Layout annotation records:
※

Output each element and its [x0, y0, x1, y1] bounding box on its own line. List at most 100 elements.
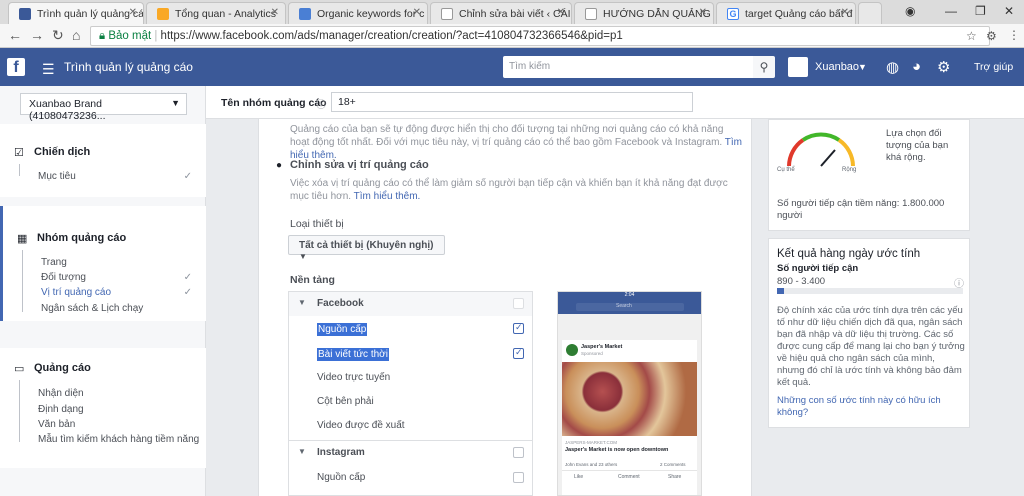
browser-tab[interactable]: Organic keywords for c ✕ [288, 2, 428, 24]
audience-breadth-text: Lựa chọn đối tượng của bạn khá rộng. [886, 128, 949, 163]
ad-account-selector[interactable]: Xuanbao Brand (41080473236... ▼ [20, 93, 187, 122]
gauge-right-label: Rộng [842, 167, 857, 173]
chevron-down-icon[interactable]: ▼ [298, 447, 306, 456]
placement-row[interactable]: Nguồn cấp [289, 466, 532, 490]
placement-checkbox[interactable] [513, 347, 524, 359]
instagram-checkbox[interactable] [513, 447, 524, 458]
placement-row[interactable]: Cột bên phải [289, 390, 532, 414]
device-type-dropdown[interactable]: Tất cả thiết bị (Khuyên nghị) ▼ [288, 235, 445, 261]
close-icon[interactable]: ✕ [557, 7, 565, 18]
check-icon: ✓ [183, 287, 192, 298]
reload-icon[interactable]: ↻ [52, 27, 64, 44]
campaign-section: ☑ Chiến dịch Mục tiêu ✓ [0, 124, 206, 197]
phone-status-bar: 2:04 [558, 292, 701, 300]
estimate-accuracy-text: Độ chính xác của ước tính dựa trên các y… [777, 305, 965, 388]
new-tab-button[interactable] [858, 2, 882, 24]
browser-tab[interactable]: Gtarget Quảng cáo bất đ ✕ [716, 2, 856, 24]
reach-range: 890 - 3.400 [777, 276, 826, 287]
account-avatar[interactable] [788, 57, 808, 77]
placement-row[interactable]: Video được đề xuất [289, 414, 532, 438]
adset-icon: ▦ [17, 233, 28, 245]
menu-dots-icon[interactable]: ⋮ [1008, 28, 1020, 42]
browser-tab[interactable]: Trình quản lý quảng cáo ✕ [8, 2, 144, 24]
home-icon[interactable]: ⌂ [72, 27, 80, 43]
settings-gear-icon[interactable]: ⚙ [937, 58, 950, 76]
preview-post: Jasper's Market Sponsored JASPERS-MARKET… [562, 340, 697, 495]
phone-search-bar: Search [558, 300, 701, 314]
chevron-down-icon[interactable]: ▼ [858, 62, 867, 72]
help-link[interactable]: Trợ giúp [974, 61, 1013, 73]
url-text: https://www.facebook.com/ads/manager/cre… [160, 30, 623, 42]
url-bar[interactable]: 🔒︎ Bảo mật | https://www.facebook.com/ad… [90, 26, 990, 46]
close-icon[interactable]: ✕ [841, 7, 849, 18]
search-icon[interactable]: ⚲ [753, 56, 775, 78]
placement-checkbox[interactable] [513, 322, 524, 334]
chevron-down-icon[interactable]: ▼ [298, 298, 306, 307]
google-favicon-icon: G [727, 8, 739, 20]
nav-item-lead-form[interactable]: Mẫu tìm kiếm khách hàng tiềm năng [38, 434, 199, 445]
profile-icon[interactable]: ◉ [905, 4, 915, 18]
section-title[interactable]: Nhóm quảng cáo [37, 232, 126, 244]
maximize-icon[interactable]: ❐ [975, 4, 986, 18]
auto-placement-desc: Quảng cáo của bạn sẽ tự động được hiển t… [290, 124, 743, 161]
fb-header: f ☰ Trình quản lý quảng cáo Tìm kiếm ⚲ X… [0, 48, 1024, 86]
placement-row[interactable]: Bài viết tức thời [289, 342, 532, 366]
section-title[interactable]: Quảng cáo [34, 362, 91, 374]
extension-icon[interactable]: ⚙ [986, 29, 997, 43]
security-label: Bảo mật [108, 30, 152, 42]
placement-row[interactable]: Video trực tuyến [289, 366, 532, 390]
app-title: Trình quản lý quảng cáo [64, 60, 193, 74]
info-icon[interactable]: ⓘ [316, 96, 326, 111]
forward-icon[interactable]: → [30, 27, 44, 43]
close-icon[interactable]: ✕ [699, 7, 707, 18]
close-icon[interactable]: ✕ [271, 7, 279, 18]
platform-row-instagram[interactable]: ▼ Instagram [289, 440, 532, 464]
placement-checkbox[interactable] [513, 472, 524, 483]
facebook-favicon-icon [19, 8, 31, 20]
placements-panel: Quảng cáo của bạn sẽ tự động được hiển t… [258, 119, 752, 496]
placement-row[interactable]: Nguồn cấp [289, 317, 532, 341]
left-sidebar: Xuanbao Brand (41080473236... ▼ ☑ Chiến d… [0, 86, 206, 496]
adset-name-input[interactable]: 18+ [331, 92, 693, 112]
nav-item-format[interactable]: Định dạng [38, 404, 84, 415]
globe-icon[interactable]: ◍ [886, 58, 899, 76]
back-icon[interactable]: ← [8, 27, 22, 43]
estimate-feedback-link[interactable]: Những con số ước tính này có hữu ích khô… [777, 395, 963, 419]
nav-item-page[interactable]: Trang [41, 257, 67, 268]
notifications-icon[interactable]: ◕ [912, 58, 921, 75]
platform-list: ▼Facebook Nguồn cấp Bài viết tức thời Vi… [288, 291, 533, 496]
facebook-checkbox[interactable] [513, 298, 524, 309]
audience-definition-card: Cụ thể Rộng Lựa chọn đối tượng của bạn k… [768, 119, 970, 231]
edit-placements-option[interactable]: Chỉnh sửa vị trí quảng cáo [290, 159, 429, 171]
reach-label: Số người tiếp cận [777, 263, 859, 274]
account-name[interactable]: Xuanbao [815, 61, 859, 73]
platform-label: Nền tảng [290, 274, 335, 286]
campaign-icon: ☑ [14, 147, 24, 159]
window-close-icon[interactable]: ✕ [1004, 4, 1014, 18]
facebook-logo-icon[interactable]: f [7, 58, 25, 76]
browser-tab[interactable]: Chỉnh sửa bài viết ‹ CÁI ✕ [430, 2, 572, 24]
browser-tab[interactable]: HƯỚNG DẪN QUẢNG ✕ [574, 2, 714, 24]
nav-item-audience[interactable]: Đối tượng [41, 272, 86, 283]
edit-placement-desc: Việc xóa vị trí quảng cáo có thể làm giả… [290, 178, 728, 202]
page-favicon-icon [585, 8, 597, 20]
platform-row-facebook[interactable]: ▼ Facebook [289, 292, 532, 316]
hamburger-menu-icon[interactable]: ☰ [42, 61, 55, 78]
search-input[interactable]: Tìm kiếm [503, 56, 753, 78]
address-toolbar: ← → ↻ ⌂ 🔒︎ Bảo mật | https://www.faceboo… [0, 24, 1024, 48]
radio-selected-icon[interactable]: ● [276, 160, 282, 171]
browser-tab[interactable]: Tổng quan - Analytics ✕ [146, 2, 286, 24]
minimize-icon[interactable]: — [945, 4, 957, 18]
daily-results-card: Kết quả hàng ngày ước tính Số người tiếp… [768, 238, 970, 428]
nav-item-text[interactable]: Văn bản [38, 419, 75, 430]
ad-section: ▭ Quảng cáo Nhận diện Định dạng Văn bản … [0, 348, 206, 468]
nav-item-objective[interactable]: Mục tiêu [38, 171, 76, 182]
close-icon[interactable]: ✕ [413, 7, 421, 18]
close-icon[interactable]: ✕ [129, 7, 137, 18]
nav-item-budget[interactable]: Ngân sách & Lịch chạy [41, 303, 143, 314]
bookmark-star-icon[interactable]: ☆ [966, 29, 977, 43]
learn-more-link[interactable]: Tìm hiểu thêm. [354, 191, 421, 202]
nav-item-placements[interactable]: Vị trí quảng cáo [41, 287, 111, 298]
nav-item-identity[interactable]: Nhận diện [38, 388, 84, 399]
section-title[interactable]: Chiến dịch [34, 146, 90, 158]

※

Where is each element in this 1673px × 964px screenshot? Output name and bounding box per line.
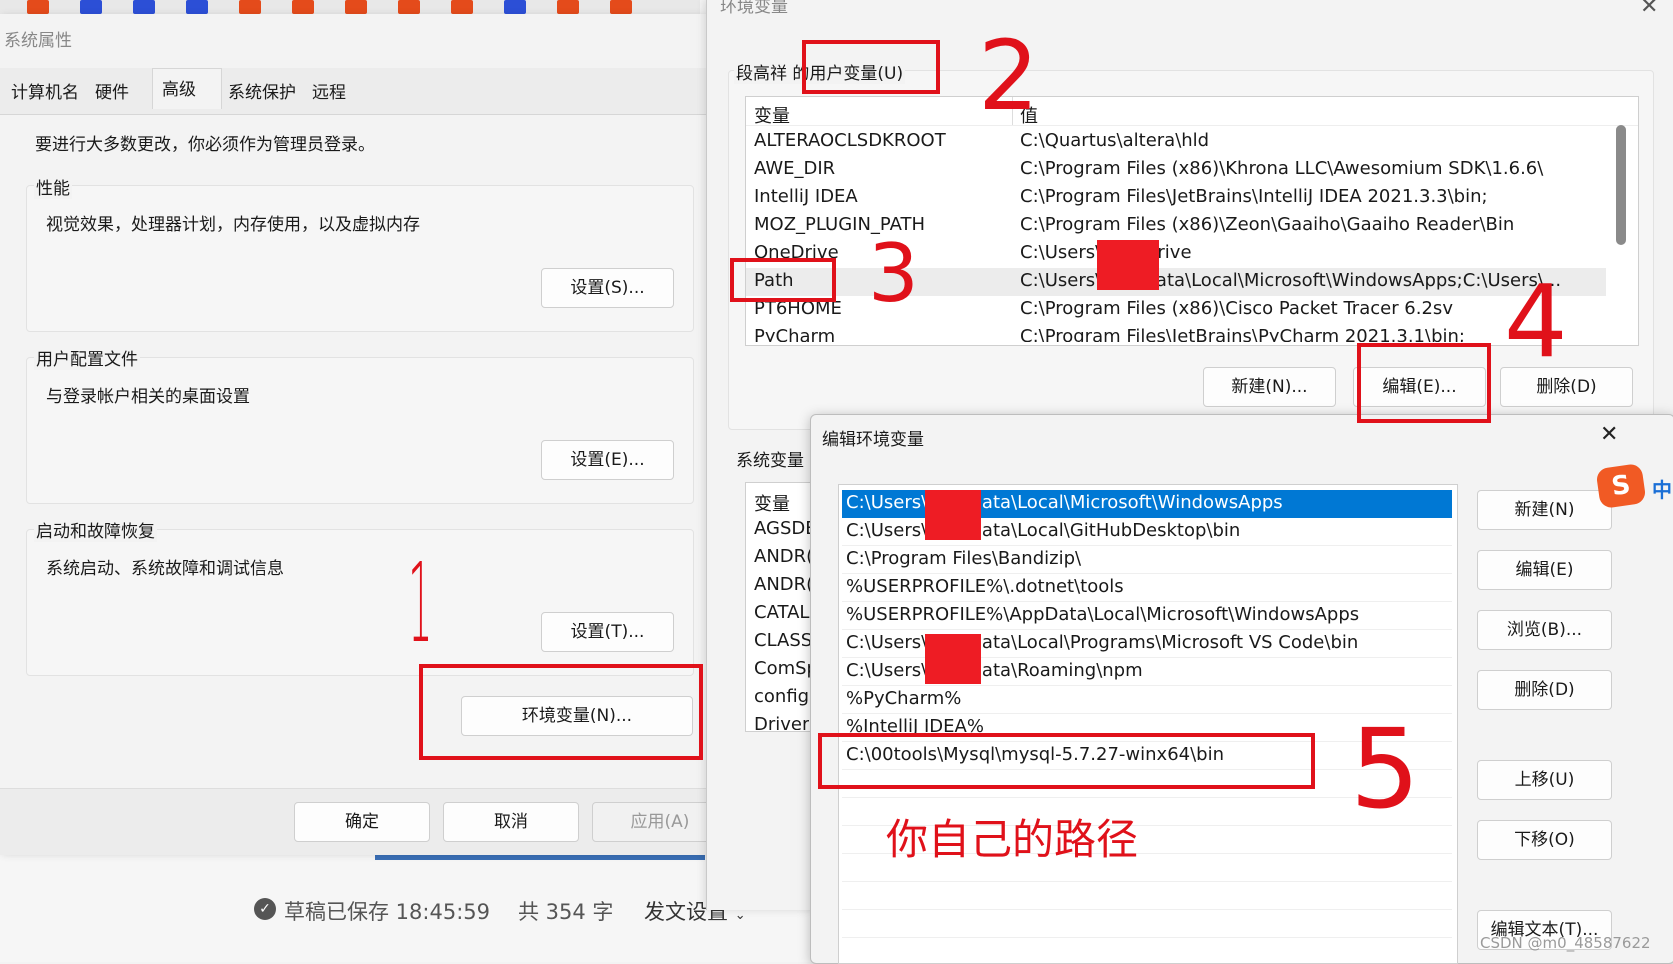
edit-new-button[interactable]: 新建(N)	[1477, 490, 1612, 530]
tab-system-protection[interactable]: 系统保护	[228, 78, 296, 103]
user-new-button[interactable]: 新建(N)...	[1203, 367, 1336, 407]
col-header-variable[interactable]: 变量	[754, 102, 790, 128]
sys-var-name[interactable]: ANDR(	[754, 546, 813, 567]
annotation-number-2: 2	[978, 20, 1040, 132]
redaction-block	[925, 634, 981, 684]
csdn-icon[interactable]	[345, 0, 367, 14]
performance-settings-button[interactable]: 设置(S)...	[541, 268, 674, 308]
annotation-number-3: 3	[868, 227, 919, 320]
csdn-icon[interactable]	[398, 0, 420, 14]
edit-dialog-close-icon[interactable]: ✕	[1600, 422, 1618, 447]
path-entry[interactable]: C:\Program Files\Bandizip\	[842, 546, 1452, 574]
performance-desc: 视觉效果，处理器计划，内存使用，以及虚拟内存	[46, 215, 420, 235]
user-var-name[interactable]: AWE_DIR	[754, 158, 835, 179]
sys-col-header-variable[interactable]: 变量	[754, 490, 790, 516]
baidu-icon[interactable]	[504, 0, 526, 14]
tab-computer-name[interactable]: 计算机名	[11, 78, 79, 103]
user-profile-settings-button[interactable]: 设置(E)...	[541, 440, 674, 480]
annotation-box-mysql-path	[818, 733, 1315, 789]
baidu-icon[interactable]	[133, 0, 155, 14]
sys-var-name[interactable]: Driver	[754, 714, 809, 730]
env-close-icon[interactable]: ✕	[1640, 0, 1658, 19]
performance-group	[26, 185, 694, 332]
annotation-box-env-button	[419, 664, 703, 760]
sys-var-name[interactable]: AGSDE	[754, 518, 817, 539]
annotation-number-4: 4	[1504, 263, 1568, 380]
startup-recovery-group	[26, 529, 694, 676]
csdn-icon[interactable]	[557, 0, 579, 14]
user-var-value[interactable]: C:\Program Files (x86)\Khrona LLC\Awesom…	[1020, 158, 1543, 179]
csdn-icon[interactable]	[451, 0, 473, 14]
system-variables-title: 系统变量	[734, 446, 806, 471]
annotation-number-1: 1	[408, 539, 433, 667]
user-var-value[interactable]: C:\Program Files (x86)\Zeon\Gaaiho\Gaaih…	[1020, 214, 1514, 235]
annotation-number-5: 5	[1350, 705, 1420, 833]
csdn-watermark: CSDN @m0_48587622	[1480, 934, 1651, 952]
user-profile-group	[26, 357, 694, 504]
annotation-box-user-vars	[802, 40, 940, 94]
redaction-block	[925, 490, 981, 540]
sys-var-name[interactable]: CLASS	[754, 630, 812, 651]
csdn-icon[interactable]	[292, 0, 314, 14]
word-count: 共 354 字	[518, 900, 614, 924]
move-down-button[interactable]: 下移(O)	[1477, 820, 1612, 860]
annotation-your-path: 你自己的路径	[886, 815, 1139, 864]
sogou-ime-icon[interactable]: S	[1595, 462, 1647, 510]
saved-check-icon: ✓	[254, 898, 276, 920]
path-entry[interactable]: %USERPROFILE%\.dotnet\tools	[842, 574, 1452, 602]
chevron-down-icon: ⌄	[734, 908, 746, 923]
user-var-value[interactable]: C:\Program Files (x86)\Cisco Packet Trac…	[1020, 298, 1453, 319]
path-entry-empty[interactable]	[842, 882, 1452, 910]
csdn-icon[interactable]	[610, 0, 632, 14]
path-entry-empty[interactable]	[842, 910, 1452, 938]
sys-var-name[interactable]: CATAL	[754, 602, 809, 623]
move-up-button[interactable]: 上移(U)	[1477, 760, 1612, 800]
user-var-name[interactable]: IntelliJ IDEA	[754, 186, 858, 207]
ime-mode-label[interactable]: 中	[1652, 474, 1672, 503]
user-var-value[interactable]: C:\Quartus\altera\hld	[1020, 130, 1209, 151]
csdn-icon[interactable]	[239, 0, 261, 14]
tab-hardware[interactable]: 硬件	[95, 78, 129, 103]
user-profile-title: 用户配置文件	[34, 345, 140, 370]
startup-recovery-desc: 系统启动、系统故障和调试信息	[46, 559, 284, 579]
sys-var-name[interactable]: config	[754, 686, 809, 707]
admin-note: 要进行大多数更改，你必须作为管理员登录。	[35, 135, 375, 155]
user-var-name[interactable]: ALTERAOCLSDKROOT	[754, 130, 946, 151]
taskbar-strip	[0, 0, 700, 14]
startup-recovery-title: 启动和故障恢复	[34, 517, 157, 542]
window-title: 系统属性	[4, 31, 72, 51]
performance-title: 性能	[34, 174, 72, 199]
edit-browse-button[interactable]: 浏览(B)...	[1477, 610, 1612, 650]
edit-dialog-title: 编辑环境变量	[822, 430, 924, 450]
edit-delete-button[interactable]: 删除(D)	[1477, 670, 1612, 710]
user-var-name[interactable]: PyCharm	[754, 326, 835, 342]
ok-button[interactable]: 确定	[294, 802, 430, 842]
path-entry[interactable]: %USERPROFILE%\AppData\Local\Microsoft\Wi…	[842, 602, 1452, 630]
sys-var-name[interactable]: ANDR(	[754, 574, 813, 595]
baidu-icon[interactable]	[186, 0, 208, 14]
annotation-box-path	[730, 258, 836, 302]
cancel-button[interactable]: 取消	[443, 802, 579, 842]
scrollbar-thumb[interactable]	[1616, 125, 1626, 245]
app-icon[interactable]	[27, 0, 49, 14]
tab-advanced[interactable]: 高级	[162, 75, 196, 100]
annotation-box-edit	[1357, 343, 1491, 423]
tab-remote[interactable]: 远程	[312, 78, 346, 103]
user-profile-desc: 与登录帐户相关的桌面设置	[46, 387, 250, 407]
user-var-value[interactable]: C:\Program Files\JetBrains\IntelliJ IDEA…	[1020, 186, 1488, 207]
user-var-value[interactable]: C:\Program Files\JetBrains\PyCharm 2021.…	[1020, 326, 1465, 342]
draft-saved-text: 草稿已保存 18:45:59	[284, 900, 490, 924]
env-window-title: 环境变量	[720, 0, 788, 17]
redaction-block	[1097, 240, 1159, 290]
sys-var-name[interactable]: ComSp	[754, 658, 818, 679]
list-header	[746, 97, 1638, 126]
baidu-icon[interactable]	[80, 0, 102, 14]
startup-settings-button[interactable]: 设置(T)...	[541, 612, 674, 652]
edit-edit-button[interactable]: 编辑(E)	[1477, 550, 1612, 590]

※

→ Directive: Rewrite the material from the line that contains "browser-tab[interactable]: Organic keywords" through the line that contains "reach-range: 890 - 3.400 [777, 276, 826, 287]", changing "placement-row" to "placement-item" and leaving everything else as it is. Return only those lines.

→ Final result:
browser-tab[interactable]: Organic keywords for c ✕ [288, 2, 428, 24]
audience-breadth-text: Lựa chọn đối tượng của bạn khá rộng. [886, 128, 949, 163]
ad-account-selector[interactable]: Xuanbao Brand (41080473236... ▼ [20, 93, 187, 122]
gauge-right-label: Rộng [842, 167, 857, 173]
chevron-down-icon[interactable]: ▼ [298, 447, 306, 456]
placement-item[interactable]: Nguồn cấp [289, 466, 532, 490]
placement-checkbox[interactable] [513, 347, 524, 359]
instagram-checkbox[interactable] [513, 447, 524, 458]
placement-item[interactable]: Cột bên phải [289, 390, 532, 414]
device-type-dropdown[interactable]: Tất cả thiết bị (Khuyên nghị) ▼ [288, 235, 445, 261]
close-icon[interactable]: ✕ [557, 7, 565, 18]
check-icon: ✓ [183, 287, 192, 298]
reload-icon[interactable]: ↻ [52, 27, 64, 44]
campaign-section: ☑ Chiến dịch Mục tiêu ✓ [0, 124, 206, 197]
phone-status-bar: 2:04 [558, 292, 701, 300]
estimate-accuracy-text: Độ chính xác của ước tính dựa trên các y… [777, 305, 965, 388]
new-tab-button[interactable] [858, 2, 882, 24]
browser-tab[interactable]: Gtarget Quảng cáo bất đ ✕ [716, 2, 856, 24]
reach-range: 890 - 3.400 [777, 276, 826, 287]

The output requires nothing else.